----- DATA TO USE

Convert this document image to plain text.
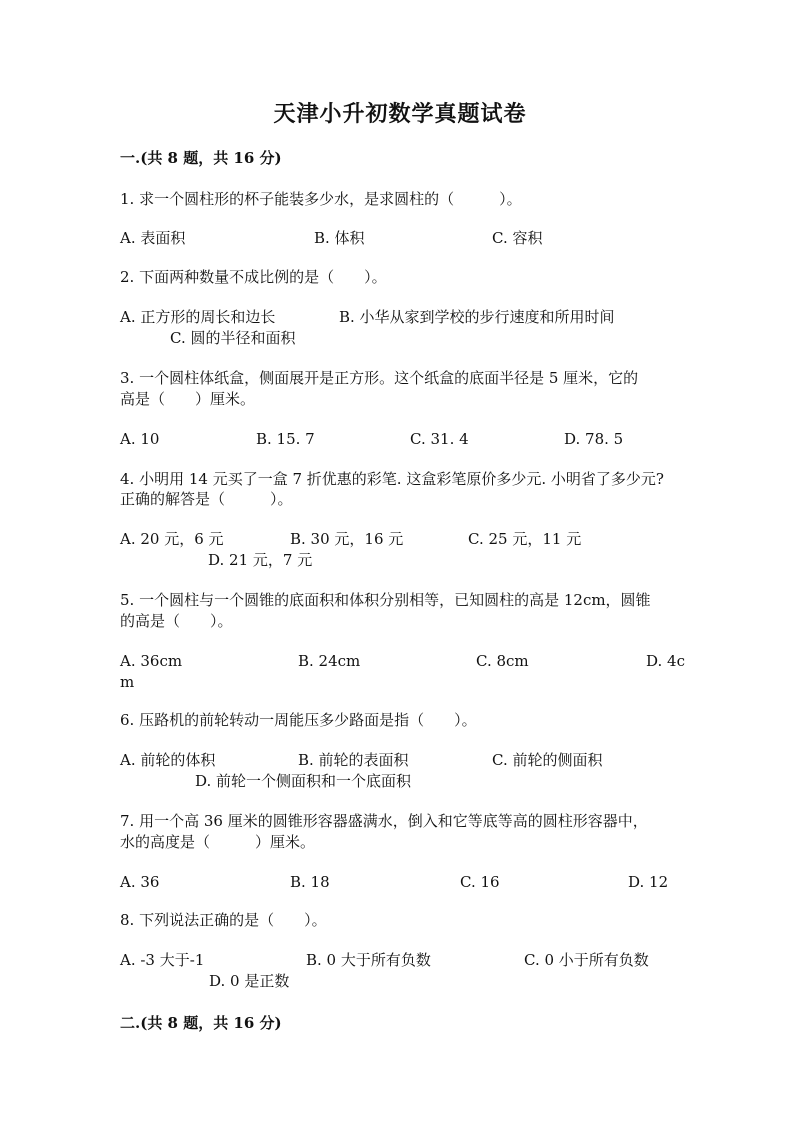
天津小升初数学真题试卷
一.(共 8 题，共 16 分)
1. 求一个圆柱形的杯子能装多少水，是求圆柱的（　　　）。
A. 表面积	B. 体积	C. 容积
2. 下面两种数量不成比例的是（　　）。
A. 正方形的周长和边长	B. 小华从家到学校的步行速度和所用时间
C. 圆的半径和面积
3. 一个圆柱体纸盒，侧面展开是正方形。这个纸盒的底面半径是 5 厘米，它的
高是（　　）厘米。
A. 10	B. 15. 7	C. 31. 4	D. 78. 5
4. 小明用 14 元买了一盒 7 折优惠的彩笔. 这盒彩笔原价多少元. 小明省了多少元?
正确的解答是（　　　）。
A. 20 元，6 元	B. 30 元，16 元	C. 25 元，11 元
D. 21 元，7 元
5. 一个圆柱与一个圆锥的底面积和体积分别相等，已知圆柱的高是 12cm，圆锥
的高是（　　）。
A. 36cm	B. 24cm	C. 8cm	D. 4c
m
6. 压路机的前轮转动一周能压多少路面是指（　　）。
A. 前轮的体积	B. 前轮的表面积	C. 前轮的侧面积
D. 前轮一个侧面积和一个底面积
7. 用一个高 36 厘米的圆锥形容器盛满水，倒入和它等底等高的圆柱形容器中，
水的高度是（　　　）厘米。
A. 36	B. 18	C. 16	D. 12
8. 下列说法正确的是（　　）。
A. -3 大于-1	B. 0 大于所有负数	C. 0 小于所有负数
D. 0 是正数
二.(共 8 题，共 16 分)
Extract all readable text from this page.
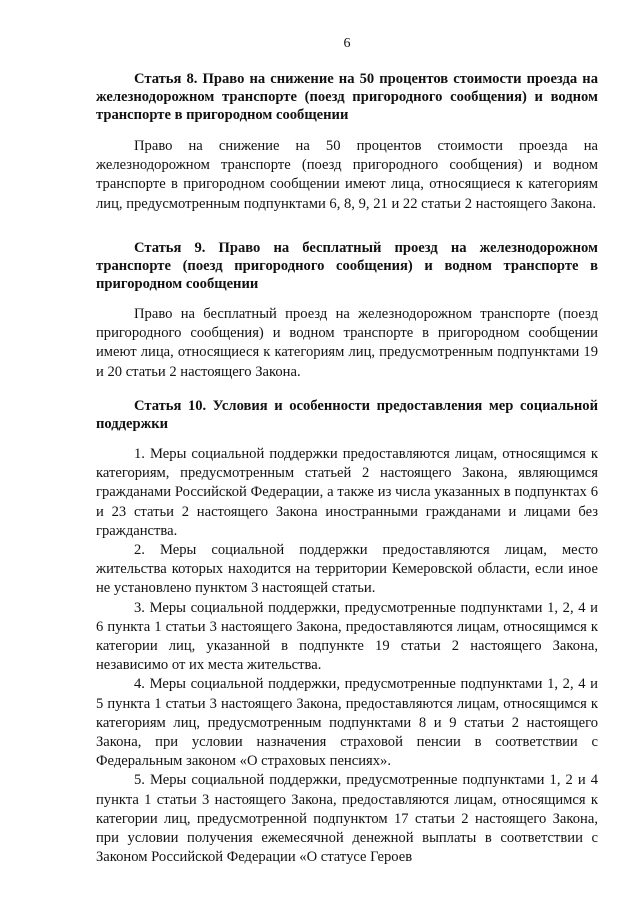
6
Статья 8. Право на снижение на 50 процентов стоимости проезда на железнодорожном транспорте (поезд пригородного сообщения) и водном транспорте в пригородном сообщении
Право на снижение на 50 процентов стоимости проезда на железнодорожном транспорте (поезд пригородного сообщения) и водном транспорте в пригородном сообщении имеют лица, относящиеся к категориям лиц, предусмотренным подпунктами 6, 8, 9, 21 и 22 статьи 2 настоящего Закона.
Статья 9. Право на бесплатный проезд на железнодорожном транспорте (поезд пригородного сообщения) и водном транспорте в пригородном сообщении
Право на бесплатный проезд на железнодорожном транспорте (поезд пригородного сообщения) и водном транспорте в пригородном сообщении имеют лица, относящиеся к категориям лиц, предусмотренным подпунктами 19 и 20 статьи 2 настоящего Закона.
Статья 10. Условия и особенности предоставления мер социальной поддержки

1. Меры социальной поддержки предоставляются лицам, относящимся к категориям, предусмотренным статьей 2 настоящего Закона, являющимся гражданами Российской Федерации, а также из числа указанных в подпунктах 6 и 23 статьи 2 настоящего Закона иностранными гражданами и лицами без гражданства.

2. Меры социальной поддержки предоставляются лицам, место жительства которых находится на территории Кемеровской области, если иное не установлено пунктом 3 настоящей статьи.

3. Меры социальной поддержки, предусмотренные подпунктами 1, 2, 4 и 6 пункта 1 статьи 3 настоящего Закона, предоставляются лицам, относящимся к категории лиц, указанной в подпункте 19 статьи 2 настоящего Закона, независимо от их места жительства.

4. Меры социальной поддержки, предусмотренные подпунктами 1, 2, 4 и 5 пункта 1 статьи 3 настоящего Закона, предоставляются лицам, относящимся к категориям лиц, предусмотренным подпунктами 8 и 9 статьи 2 настоящего Закона, при условии назначения страховой пенсии в соответствии с Федеральным законом «О страховых пенсиях».

5. Меры социальной поддержки, предусмотренные подпунктами 1, 2 и 4 пункта 1 статьи 3 настоящего Закона, предоставляются лицам, относящимся к категории лиц, предусмотренной подпунктом 17 статьи 2 настоящего Закона, при условии получения ежемесячной денежной выплаты в соответствии с Законом Российской Федерации «О статусе Героев
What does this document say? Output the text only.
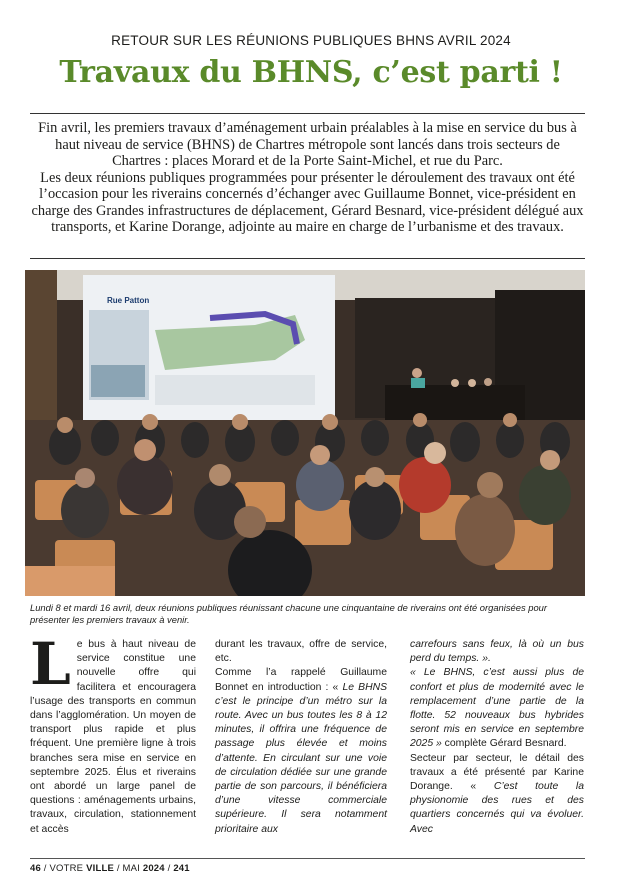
RETOUR SUR LES RÉUNIONS PUBLIQUES BHNS AVRIL 2024
Travaux du BHNS, c’est parti !

Fin avril, les premiers travaux d’aménagement urbain préalables à la mise en service du bus à haut niveau de service (BHNS) de Chartres métropole sont lancés dans trois secteurs de Chartres : places Morard et de la Porte Saint-Michel, et rue du Parc.

Les deux réunions publiques programmées pour présenter le déroulement des travaux ont été l’occasion pour les riverains concernés d’échanger avec Guillaume Bonnet, vice-président en charge des Grandes infrastructures de déplacement, Gérard Besnard, vice-président délégué aux transports, et Karine Dorange, adjointe au maire en charge de l’urbanisme et des travaux.

Rue Patton
Lundi 8 et mardi 16 avril, deux réunions publiques réunissant chacune une cinquantaine de riverains ont été organisées pour présenter les premiers travaux à venir.
L e bus à haut niveau de service constitue une nouvelle offre qui facilitera et encouragera l’usage des transports en commun dans l’agglomération. Un moyen de transport plus rapide et plus fréquent. Une première ligne à trois branches sera mise en service en septembre 2025. Élus et riverains ont abordé un large panel de questions : aménagements urbains, travaux, circulation, stationnement et accès

durant les travaux, offre de service, etc.

Comme l’a rappelé Guillaume Bonnet en introduction : « Le BHNS c’est le principe d’un métro sur la route. Avec un bus toutes les 8 à 12 minutes, il offrira une fréquence de passage plus élevée et moins d’attente. En circulant sur une voie de circulation dédiée sur une grande partie de son parcours, il bénéficiera d’une vitesse commerciale supérieure. Il sera notamment prioritaire aux

carrefours sans feux, là où un bus perd du temps. ».

« Le BHNS, c’est aussi plus de confort et plus de modernité avec le remplacement d’une partie de la flotte. 52 nouveaux bus hybrides seront mis en service en septembre 2025 » complète Gérard Besnard.

Secteur par secteur, le détail des travaux a été présenté par Karine Dorange. « C’est toute la physionomie des rues et des quartiers concernés qui va évoluer. Avec

46 / VOTRE VILLE / MAI 2024 / 241
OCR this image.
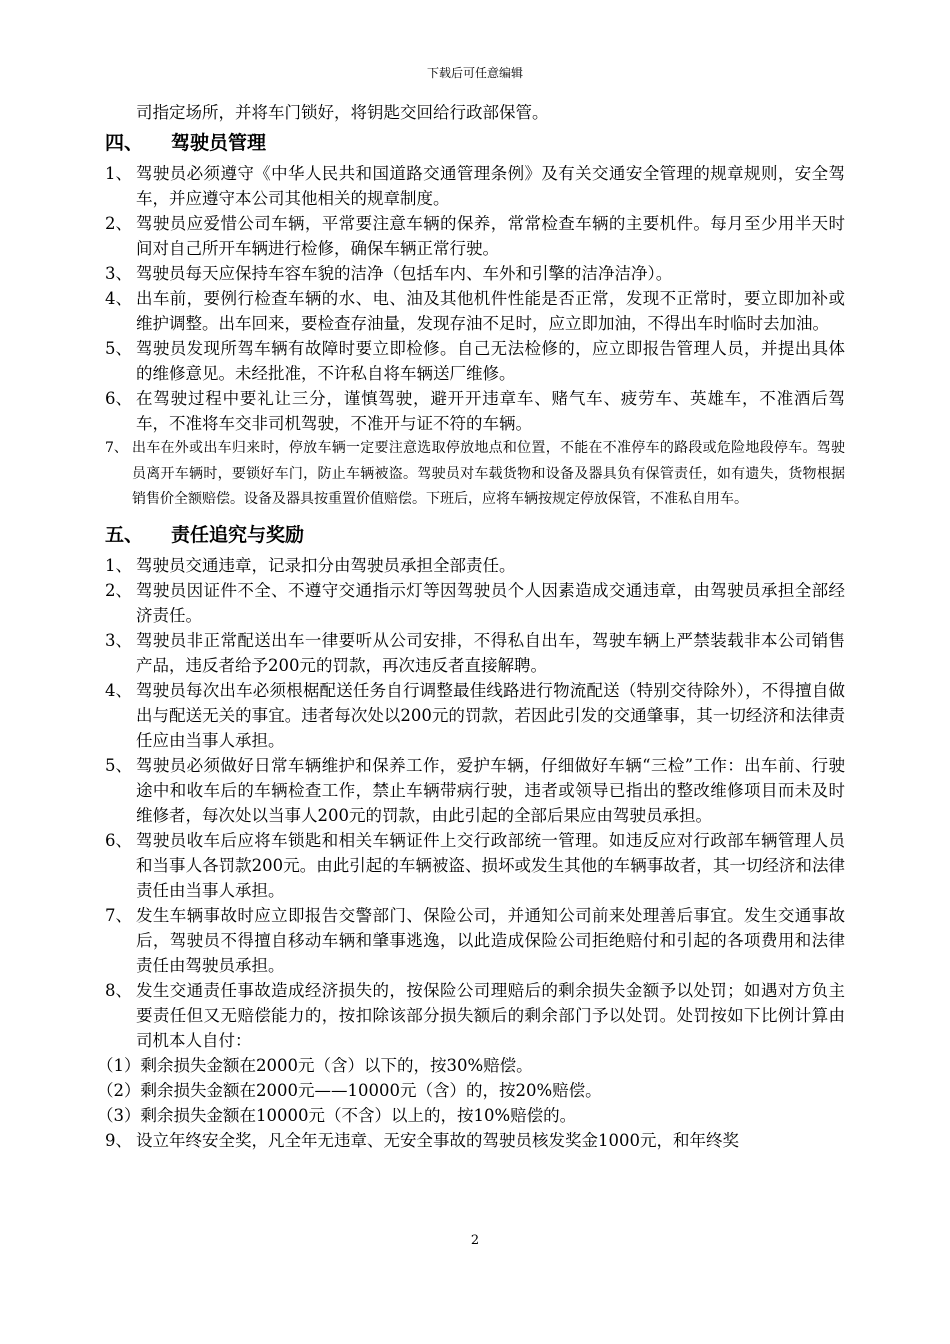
下载后可任意编辑

司指定场所，并将车门锁好，将钥匙交回给行政部保管。

四、 驾驶员管理
1、 驾驶员必须遵守《中华人民共和国道路交通管理条例》及有关交通安全管理的规章规则，安全驾车，并应遵守本公司其他相关的规章制度。
2、 驾驶员应爱惜公司车辆，平常要注意车辆的保养，常常检查车辆的主要机件。每月至少用半天时间对自己所开车辆进行检修，确保车辆正常行驶。
3、 驾驶员每天应保持车容车貌的洁净（包括车内、车外和引擎的洁净洁净）。
4、 出车前，要例行检查车辆的水、电、油及其他机件性能是否正常，发现不正常时，要立即加补或维护调整。出车回来，要检查存油量，发现存油不足时，应立即加油，不得出车时临时去加油。
5、 驾驶员发现所驾车辆有故障时要立即检修。自己无法检修的，应立即报告管理人员，并提出具体的维修意见。未经批准，不许私自将车辆送厂维修。
6、 在驾驶过程中要礼让三分，谨慎驾驶，避开开违章车、赌气车、疲劳车、英雄车，不准酒后驾车，不准将车交非司机驾驶，不准开与证不符的车辆。
7、 出车在外或出车归来时，停放车辆一定要注意选取停放地点和位置，不能在不准停车的路段或危险地段停车。驾驶员离开车辆时，要锁好车门，防止车辆被盗。驾驶员对车载货物和设备及器具负有保管责任，如有遗失，货物根据销售价全额赔偿。设备及器具按重置价值赔偿。下班后，应将车辆按规定停放保管，不准私自用车。
五、 责任追究与奖励
1、 驾驶员交通违章，记录扣分由驾驶员承担全部责任。
2、 驾驶员因证件不全、不遵守交通指示灯等因驾驶员个人因素造成交通违章，由驾驶员承担全部经济责任。
3、 驾驶员非正常配送出车一律要听从公司安排，不得私自出车，驾驶车辆上严禁装载非本公司销售产品，违反者给予200元的罚款，再次违反者直接解聘。
4、 驾驶员每次出车必须根椐配送任务自行调整最佳线路进行物流配送（特别交待除外），不得擅自做出与配送无关的事宜。违者每次处以200元的罚款，若因此引发的交通肇事，其一切经济和法律责任应由当事人承担。
5、 驾驶员必须做好日常车辆维护和保养工作，爱护车辆，仔细做好车辆“三检”工作：出车前、行驶途中和收车后的车辆检查工作，禁止车辆带病行驶，违者或领导已指出的整改维修项目而未及时维修者，每次处以当事人200元的罚款，由此引起的全部后果应由驾驶员承担。
6、 驾驶员收车后应将车锁匙和相关车辆证件上交行政部统一管理。如违反应对行政部车辆管理人员和当事人各罚款200元。由此引起的车辆被盗、损坏或发生其他的车辆事故者，其一切经济和法律责任由当事人承担。
7、 发生车辆事故时应立即报告交警部门、保险公司，并通知公司前来处理善后事宜。发生交通事故后，驾驶员不得擅自移动车辆和肇事逃逸，以此造成保险公司拒绝赔付和引起的各项费用和法律责任由驾驶员承担。
8、 发生交通责任事故造成经济损失的，按保险公司理赔后的剩余损失金额予以处罚；如遇对方负主要责任但又无赔偿能力的，按扣除该部分损失额后的剩余部门予以处罚。处罚按如下比例计算由司机本人自付：

（1）剩余损失金额在2000元（含）以下的，按30%赔偿。

（2）剩余损失金额在2000元——10000元（含）的，按20%赔偿。

（3）剩余损失金额在10000元（不含）以上的，按10%赔偿的。

9、 设立年终安全奖，凡全年无违章、无安全事故的驾驶员核发奖金1000元，和年终奖
2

----------

## PROBLEM
Search the lines above for the string "image" and copy each line that has it.

## EXERCISE RESULT
Convert this document image to plain text.
OCR this image.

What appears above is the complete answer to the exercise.